## Your objective
How many lines of these records hold the string "ellipse"? Reply with the number alone.

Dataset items
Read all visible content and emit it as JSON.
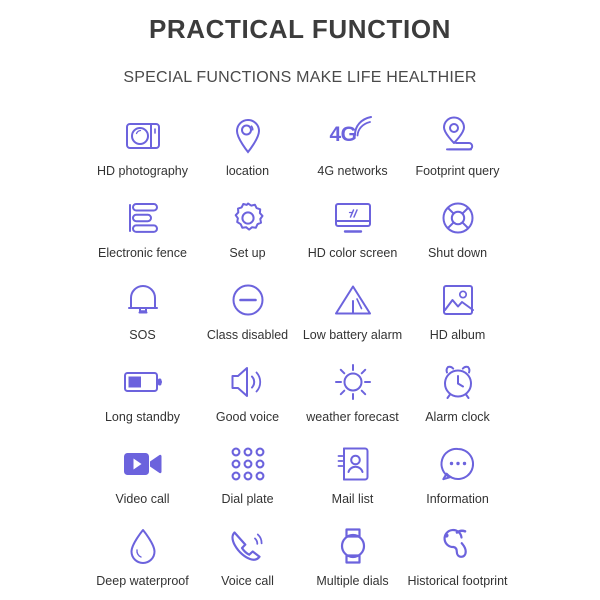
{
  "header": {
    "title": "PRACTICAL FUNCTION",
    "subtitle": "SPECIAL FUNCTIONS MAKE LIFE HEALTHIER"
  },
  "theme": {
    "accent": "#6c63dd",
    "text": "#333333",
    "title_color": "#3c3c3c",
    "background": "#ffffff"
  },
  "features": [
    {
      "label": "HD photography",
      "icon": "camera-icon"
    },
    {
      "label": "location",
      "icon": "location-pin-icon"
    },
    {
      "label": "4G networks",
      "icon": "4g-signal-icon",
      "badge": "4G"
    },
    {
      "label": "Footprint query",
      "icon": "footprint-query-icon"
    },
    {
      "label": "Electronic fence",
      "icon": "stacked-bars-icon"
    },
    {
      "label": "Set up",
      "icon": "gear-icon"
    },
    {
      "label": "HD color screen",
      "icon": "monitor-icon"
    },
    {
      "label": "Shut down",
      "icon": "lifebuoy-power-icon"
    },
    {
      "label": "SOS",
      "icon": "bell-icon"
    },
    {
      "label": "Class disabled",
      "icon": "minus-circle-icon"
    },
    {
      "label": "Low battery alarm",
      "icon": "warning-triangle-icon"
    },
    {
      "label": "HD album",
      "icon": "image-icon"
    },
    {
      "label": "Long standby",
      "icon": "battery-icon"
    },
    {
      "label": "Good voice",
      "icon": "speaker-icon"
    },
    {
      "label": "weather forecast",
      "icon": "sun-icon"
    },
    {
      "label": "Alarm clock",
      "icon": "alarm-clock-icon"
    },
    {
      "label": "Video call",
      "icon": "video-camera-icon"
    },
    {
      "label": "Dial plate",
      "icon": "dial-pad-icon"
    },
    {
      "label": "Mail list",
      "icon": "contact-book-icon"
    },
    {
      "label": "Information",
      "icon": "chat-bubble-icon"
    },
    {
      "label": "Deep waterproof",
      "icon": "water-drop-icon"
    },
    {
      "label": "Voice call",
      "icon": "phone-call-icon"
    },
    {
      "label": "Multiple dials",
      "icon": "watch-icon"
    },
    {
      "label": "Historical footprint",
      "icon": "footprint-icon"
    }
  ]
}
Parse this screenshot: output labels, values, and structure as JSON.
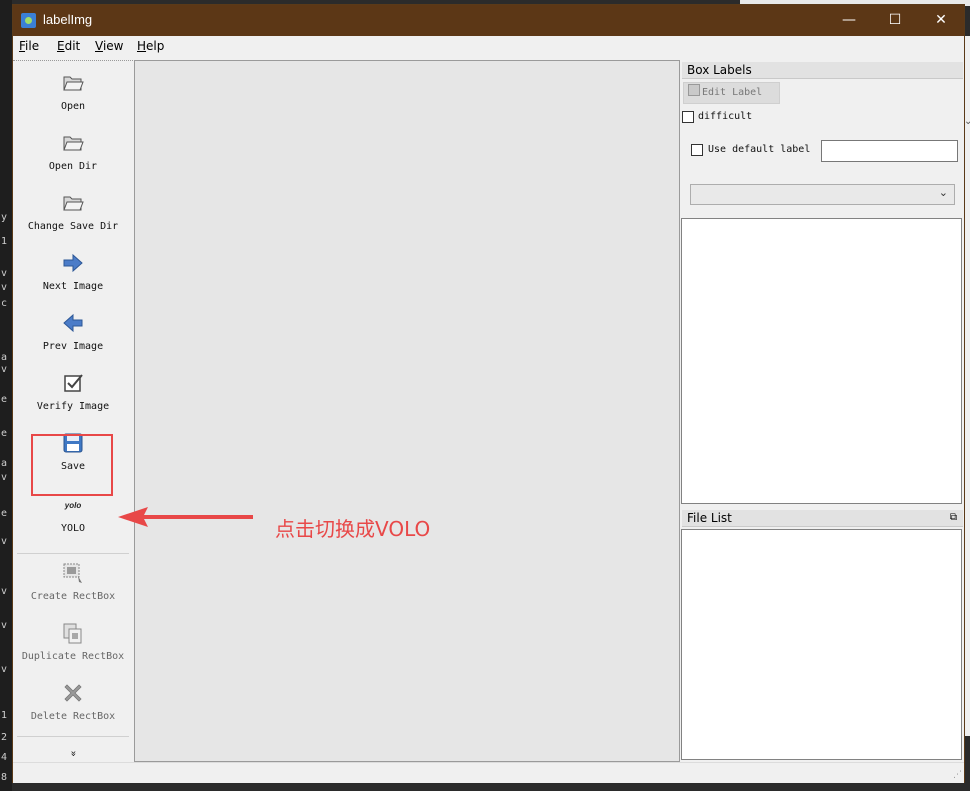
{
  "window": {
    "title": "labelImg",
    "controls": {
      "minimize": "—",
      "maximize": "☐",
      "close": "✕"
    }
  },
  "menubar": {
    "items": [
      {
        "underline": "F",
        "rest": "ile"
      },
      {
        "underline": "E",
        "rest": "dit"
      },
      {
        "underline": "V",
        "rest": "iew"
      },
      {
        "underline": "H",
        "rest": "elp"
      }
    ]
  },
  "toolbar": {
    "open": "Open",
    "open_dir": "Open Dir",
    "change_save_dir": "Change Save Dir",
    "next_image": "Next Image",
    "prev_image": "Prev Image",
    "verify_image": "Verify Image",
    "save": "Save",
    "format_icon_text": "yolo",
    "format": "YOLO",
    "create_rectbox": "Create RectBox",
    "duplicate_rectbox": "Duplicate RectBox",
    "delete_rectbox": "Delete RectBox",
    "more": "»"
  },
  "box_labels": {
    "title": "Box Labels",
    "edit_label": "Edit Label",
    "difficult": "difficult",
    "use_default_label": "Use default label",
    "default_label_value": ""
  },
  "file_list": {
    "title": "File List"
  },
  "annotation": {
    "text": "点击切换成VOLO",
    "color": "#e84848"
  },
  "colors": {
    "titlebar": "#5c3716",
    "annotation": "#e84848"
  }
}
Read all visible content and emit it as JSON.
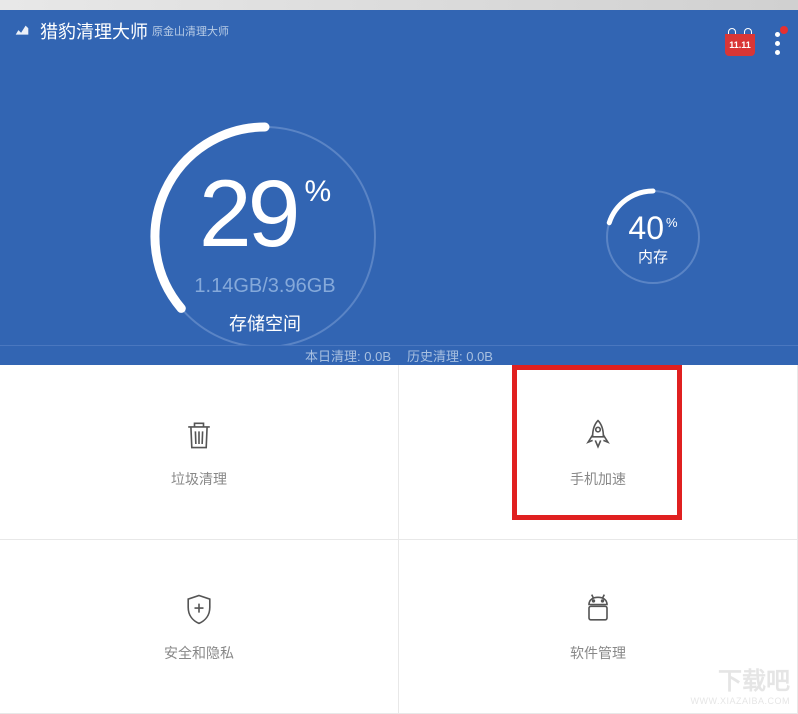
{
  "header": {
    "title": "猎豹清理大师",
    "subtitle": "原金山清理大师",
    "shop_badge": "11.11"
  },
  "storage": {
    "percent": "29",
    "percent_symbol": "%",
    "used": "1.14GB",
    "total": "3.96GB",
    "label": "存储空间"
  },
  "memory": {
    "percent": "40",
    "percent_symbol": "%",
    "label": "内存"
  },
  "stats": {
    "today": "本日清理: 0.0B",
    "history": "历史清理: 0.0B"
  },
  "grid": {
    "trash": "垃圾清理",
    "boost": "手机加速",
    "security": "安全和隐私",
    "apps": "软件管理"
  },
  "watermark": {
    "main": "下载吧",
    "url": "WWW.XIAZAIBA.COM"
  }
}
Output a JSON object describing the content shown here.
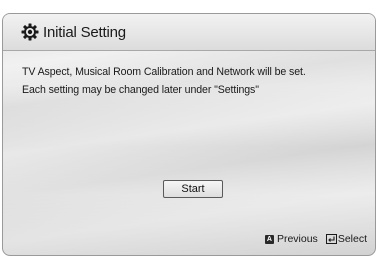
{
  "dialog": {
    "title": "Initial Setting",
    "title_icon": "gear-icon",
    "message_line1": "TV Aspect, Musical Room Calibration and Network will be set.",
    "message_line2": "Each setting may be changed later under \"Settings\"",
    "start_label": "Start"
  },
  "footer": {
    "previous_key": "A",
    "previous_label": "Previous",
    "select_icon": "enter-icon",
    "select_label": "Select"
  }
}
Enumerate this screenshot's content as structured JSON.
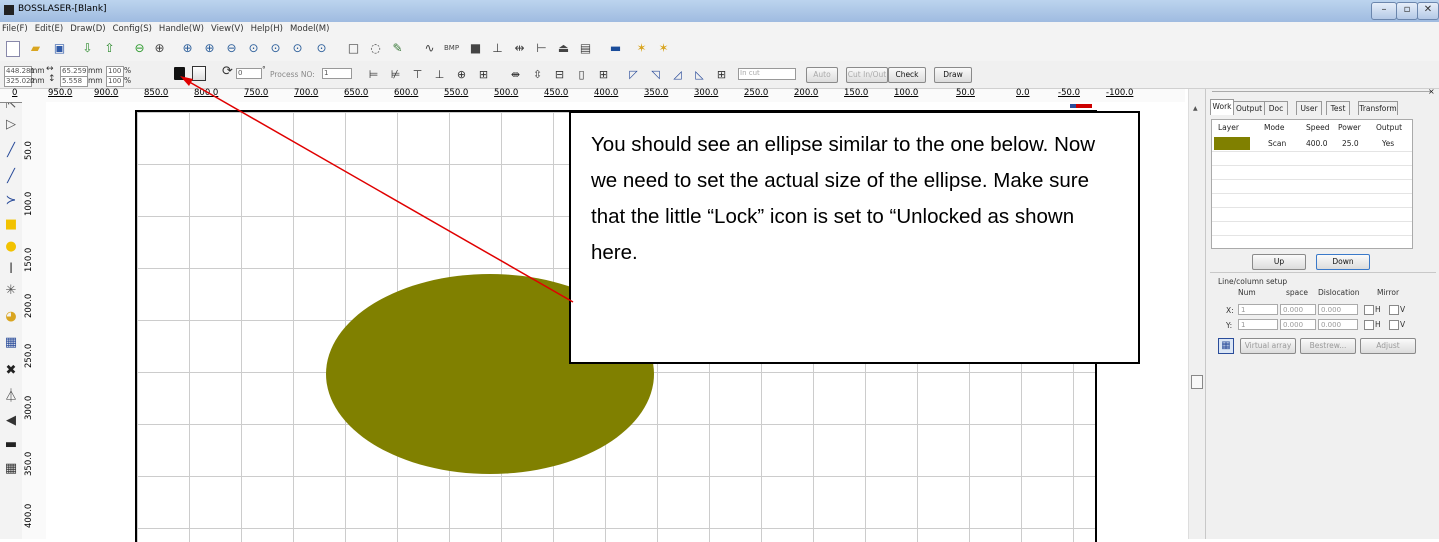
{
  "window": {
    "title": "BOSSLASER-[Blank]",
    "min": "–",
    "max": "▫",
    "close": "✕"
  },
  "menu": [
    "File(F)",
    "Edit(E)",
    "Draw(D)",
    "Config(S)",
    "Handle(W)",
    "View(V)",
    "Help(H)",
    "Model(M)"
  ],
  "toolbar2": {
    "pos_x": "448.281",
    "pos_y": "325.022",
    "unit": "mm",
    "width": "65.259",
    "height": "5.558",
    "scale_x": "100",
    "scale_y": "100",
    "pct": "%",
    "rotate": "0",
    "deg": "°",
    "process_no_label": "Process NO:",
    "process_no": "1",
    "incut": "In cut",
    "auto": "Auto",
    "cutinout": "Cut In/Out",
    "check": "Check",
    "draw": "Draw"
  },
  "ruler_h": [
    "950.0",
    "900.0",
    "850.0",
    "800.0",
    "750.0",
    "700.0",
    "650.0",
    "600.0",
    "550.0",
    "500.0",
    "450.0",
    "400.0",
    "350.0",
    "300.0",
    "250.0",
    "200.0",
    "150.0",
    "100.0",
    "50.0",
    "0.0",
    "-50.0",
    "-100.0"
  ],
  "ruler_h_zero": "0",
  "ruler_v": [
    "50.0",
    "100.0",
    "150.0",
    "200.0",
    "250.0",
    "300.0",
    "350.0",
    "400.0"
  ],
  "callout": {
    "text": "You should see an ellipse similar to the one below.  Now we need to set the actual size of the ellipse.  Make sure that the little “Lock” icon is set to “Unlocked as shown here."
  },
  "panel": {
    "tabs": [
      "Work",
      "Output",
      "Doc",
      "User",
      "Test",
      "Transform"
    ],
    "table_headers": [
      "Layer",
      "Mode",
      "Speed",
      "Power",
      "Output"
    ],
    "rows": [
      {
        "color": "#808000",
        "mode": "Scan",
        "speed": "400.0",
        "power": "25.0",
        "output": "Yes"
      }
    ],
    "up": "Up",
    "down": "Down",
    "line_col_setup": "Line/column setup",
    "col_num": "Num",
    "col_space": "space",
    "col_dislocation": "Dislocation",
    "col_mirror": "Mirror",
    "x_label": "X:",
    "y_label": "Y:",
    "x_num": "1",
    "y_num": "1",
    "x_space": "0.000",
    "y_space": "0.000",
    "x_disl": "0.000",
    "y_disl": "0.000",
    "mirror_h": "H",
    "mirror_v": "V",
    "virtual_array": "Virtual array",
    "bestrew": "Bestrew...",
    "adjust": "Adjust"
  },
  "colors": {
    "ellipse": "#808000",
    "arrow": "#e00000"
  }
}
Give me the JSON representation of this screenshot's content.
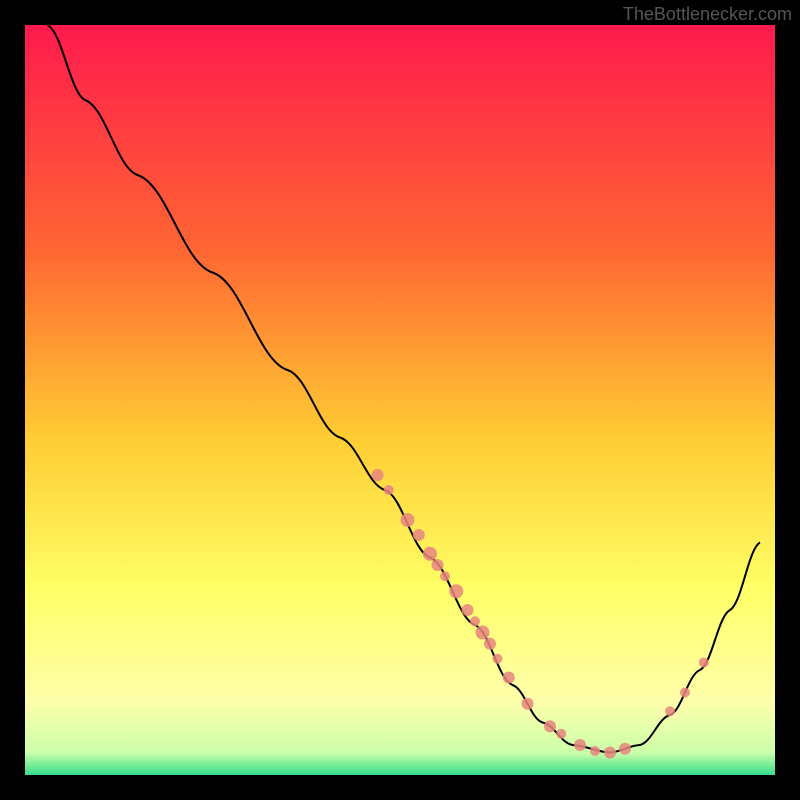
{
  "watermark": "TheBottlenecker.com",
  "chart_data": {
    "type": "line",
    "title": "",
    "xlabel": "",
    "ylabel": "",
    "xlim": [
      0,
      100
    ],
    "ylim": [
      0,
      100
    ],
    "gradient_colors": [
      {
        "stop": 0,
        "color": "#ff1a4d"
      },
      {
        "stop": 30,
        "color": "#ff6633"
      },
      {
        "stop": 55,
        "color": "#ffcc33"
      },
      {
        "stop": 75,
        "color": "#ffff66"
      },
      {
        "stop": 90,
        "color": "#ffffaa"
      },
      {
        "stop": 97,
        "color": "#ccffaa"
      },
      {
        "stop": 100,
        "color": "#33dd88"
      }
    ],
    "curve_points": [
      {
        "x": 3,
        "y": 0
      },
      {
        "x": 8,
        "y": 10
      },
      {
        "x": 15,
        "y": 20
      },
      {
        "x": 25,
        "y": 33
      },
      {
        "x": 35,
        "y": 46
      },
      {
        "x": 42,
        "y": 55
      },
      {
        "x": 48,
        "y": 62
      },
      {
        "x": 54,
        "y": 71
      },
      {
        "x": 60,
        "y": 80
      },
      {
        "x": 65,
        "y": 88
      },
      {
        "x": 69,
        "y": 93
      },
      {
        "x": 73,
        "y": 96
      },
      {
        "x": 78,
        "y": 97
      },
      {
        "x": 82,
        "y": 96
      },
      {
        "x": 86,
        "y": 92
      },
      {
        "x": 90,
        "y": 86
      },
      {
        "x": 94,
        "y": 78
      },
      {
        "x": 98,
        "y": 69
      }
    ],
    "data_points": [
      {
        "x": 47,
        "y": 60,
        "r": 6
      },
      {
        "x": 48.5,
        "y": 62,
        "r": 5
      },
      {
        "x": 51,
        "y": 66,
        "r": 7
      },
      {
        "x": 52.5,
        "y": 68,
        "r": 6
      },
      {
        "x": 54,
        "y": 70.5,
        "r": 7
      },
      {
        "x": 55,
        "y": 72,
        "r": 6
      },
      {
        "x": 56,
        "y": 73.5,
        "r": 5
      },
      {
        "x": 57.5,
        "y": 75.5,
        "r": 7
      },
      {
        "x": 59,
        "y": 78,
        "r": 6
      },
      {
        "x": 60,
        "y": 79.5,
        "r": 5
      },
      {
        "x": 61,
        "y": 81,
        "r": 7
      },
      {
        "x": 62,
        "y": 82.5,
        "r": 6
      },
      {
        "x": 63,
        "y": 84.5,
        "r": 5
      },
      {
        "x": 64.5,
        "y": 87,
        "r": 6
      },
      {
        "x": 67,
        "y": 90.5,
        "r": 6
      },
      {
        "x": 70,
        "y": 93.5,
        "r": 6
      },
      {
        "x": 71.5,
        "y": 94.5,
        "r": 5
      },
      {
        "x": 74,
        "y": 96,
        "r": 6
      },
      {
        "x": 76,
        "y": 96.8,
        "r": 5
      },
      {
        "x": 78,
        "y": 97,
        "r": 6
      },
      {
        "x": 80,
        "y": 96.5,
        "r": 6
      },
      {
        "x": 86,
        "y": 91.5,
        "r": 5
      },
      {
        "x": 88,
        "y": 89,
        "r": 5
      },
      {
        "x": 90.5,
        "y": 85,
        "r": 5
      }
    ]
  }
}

## Written solution
2